#### Description of the task:
From the listing below, select every line where the word "करणम" appears.

#### Dataset rows:
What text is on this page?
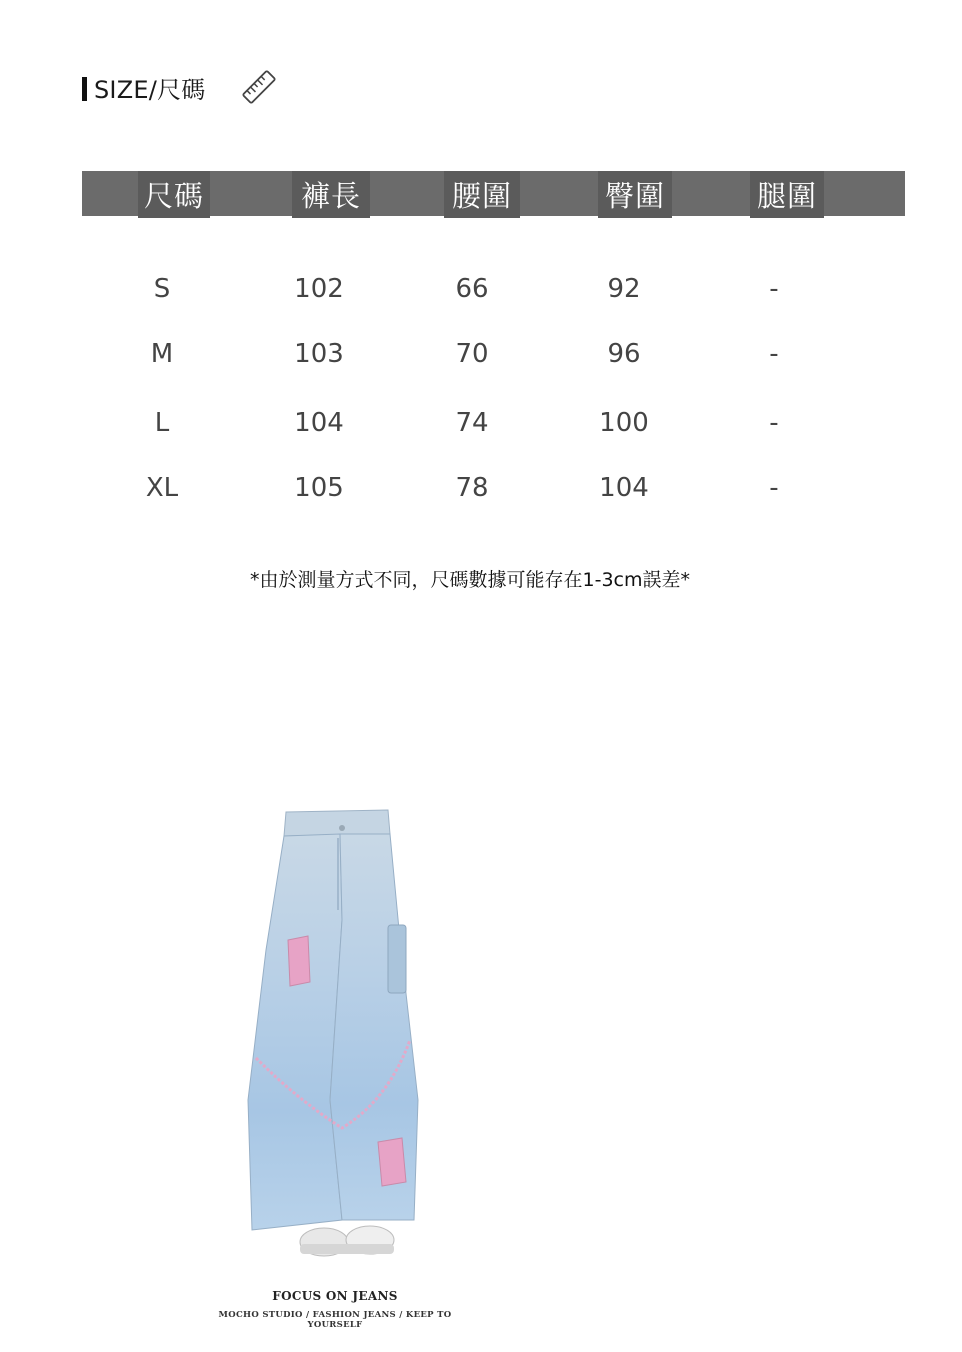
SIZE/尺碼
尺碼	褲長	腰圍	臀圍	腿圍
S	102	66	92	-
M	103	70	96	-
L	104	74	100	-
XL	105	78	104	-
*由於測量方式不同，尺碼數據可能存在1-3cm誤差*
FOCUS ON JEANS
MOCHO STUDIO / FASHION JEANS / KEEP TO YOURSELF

==

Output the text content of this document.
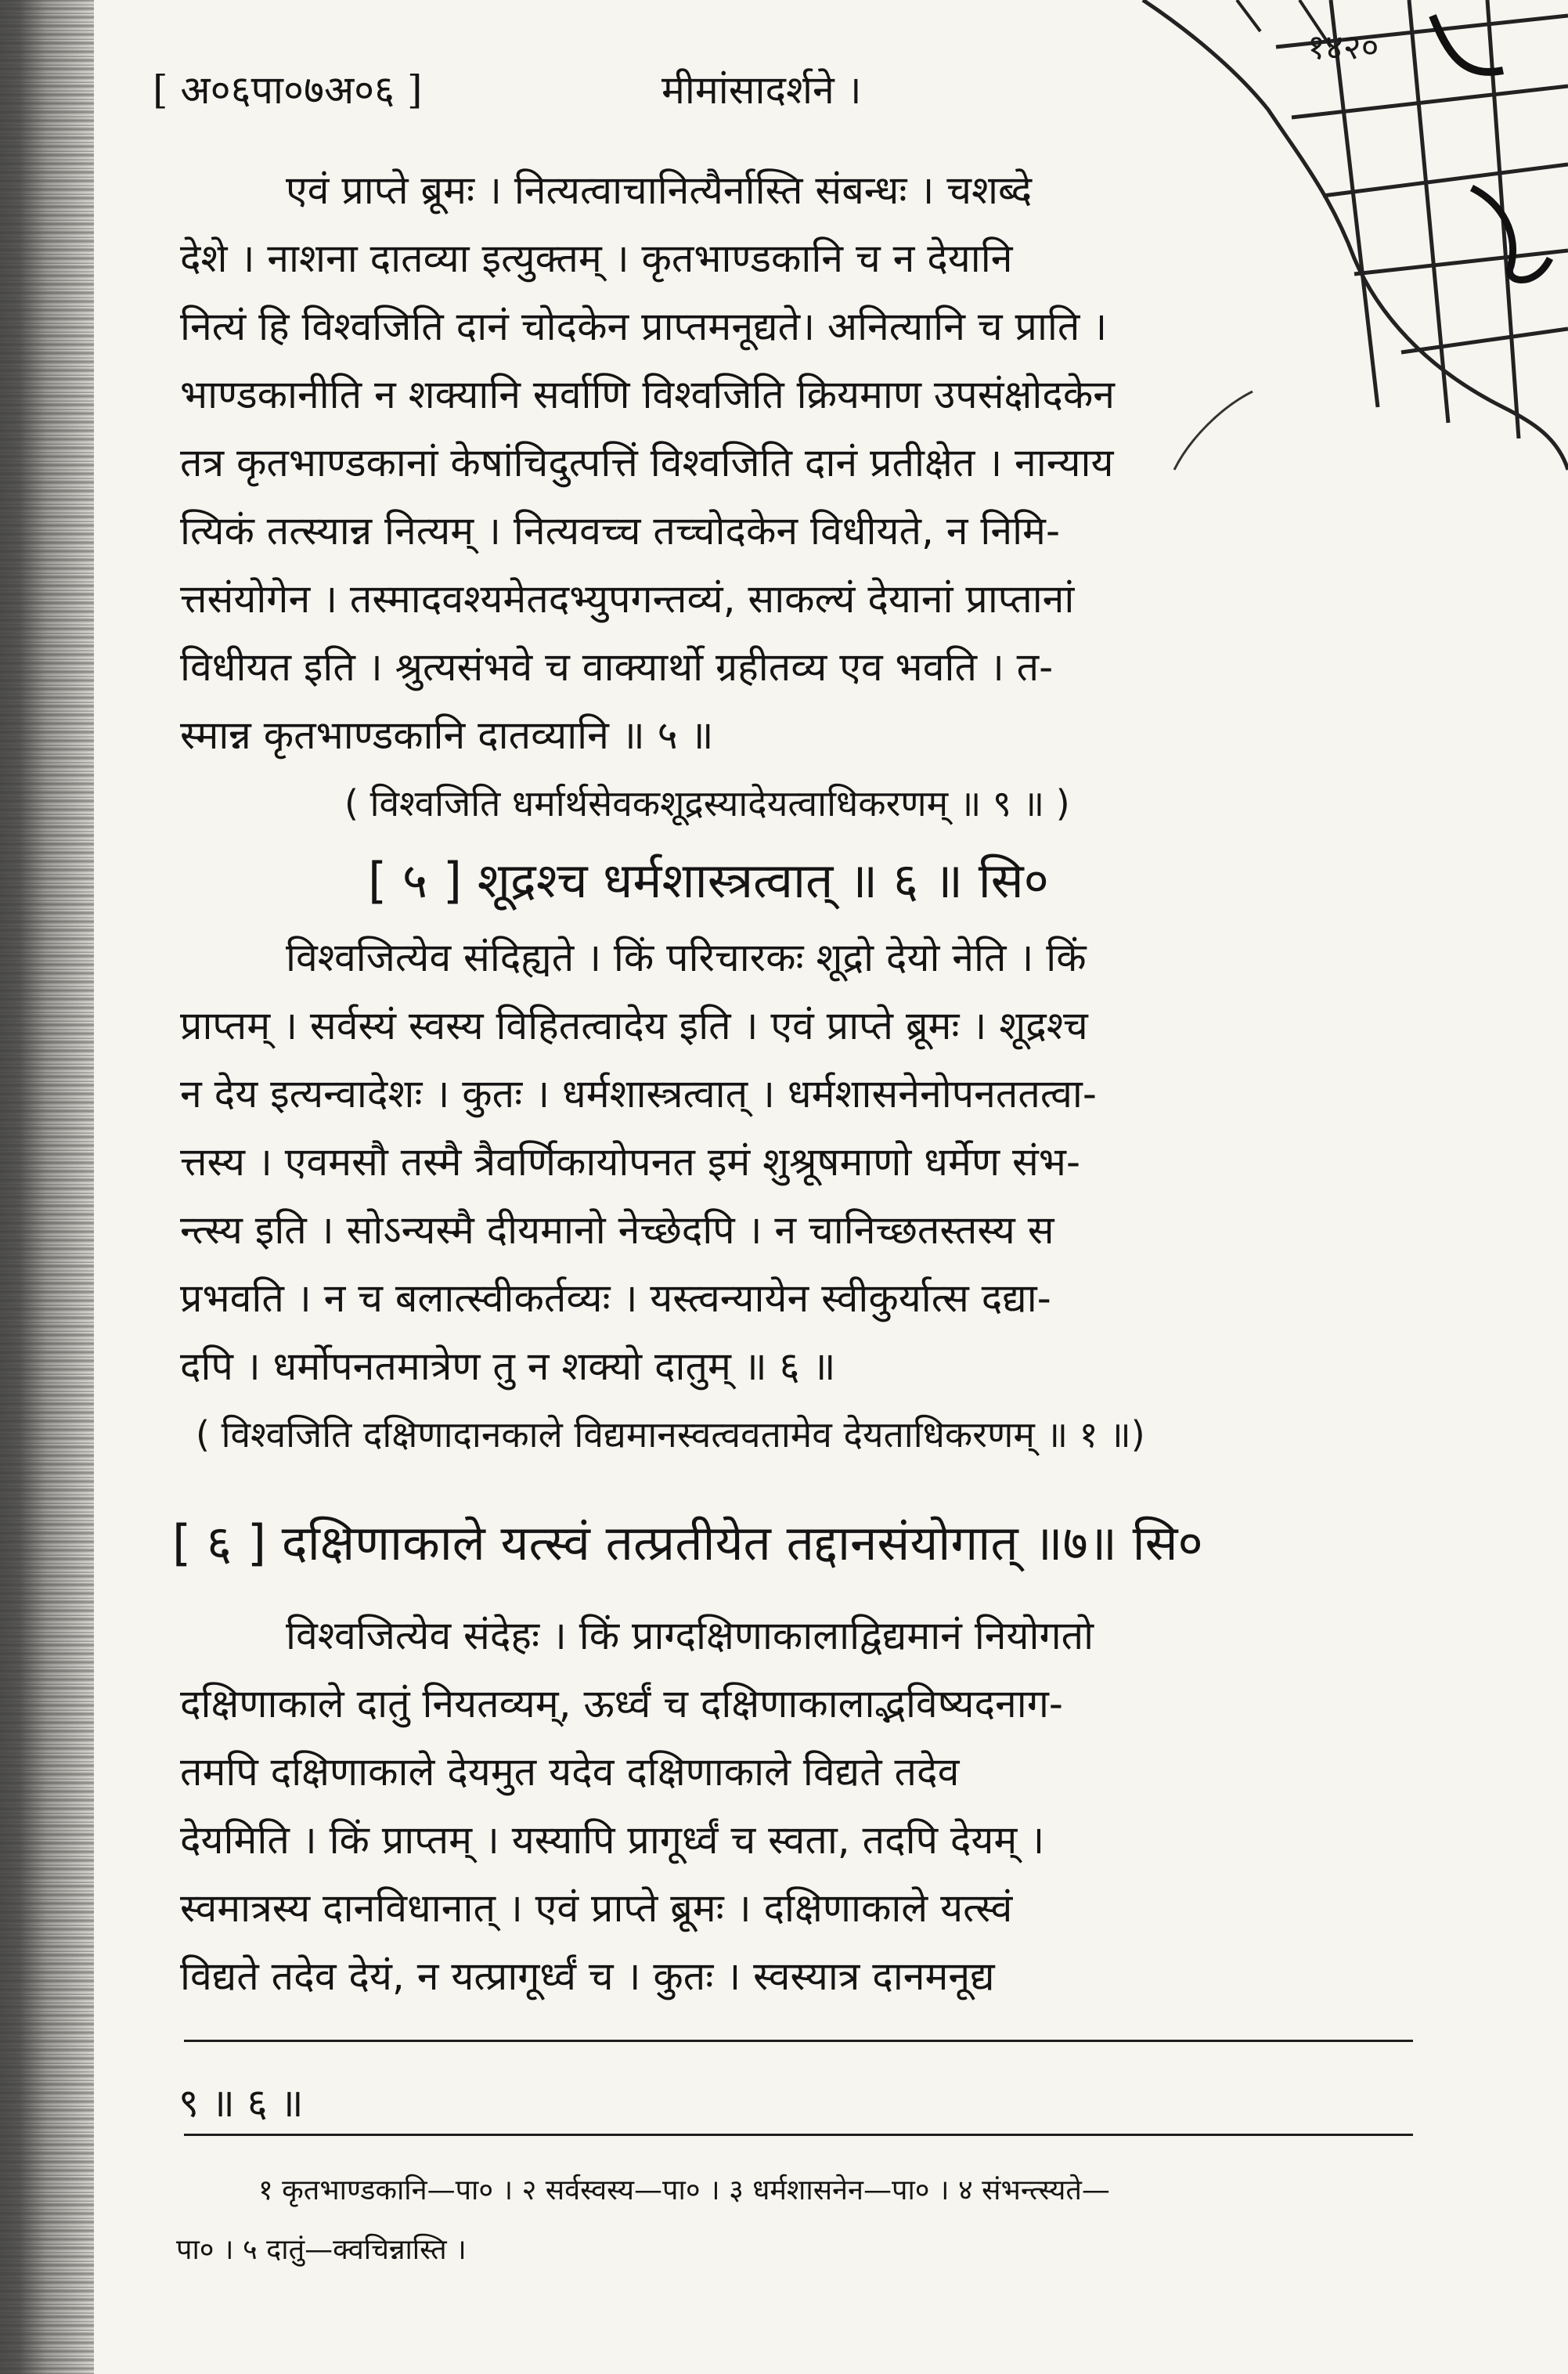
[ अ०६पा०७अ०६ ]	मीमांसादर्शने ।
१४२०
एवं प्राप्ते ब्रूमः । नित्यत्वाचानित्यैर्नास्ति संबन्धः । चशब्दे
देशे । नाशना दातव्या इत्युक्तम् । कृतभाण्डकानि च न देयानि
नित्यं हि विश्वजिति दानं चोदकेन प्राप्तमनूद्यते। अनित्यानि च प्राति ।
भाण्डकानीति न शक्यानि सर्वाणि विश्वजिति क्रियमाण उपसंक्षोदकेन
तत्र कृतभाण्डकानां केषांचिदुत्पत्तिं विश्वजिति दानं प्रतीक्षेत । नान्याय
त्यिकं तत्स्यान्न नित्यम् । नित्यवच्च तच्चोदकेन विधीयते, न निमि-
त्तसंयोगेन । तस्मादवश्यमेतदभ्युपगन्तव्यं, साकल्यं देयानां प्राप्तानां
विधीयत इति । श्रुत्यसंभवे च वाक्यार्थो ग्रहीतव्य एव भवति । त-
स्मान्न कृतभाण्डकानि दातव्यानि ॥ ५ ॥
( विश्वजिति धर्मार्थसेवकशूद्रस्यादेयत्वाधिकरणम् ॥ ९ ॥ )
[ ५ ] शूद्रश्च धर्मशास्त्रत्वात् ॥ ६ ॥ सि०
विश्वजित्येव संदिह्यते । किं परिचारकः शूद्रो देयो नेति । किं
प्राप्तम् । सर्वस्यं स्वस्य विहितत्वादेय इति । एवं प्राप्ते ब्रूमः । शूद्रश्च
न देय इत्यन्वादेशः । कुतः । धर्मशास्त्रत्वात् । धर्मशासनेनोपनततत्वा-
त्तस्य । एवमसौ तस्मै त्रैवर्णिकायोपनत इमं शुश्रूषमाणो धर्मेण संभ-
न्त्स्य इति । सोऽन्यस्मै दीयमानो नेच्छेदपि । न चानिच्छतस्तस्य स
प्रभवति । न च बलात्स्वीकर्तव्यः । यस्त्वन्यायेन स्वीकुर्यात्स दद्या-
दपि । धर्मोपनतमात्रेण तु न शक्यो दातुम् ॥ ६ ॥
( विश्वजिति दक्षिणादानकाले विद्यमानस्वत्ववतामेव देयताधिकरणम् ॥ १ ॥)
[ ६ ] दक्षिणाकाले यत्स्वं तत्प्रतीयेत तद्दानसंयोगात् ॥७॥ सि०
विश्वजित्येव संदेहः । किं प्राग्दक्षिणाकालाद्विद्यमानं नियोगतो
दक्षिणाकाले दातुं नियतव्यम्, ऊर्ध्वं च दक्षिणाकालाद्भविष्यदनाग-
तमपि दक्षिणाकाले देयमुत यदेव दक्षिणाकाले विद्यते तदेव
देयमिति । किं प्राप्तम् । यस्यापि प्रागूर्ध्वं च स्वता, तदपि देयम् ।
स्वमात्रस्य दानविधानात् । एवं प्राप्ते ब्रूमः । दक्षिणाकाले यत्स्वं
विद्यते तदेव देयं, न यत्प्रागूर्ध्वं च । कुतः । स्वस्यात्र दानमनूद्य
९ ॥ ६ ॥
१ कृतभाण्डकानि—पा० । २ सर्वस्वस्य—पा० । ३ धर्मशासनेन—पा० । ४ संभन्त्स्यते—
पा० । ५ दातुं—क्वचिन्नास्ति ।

#### Written solution:
( विश्वजिति धर्मार्थसेवकशूद्रस्यादेयत्वाधिकरणम् ॥ ९ ॥ )
( विश्वजिति दक्षिणादानकाले विद्यमानस्वत्ववतामेव देयताधिकरणम् ॥ १ ॥)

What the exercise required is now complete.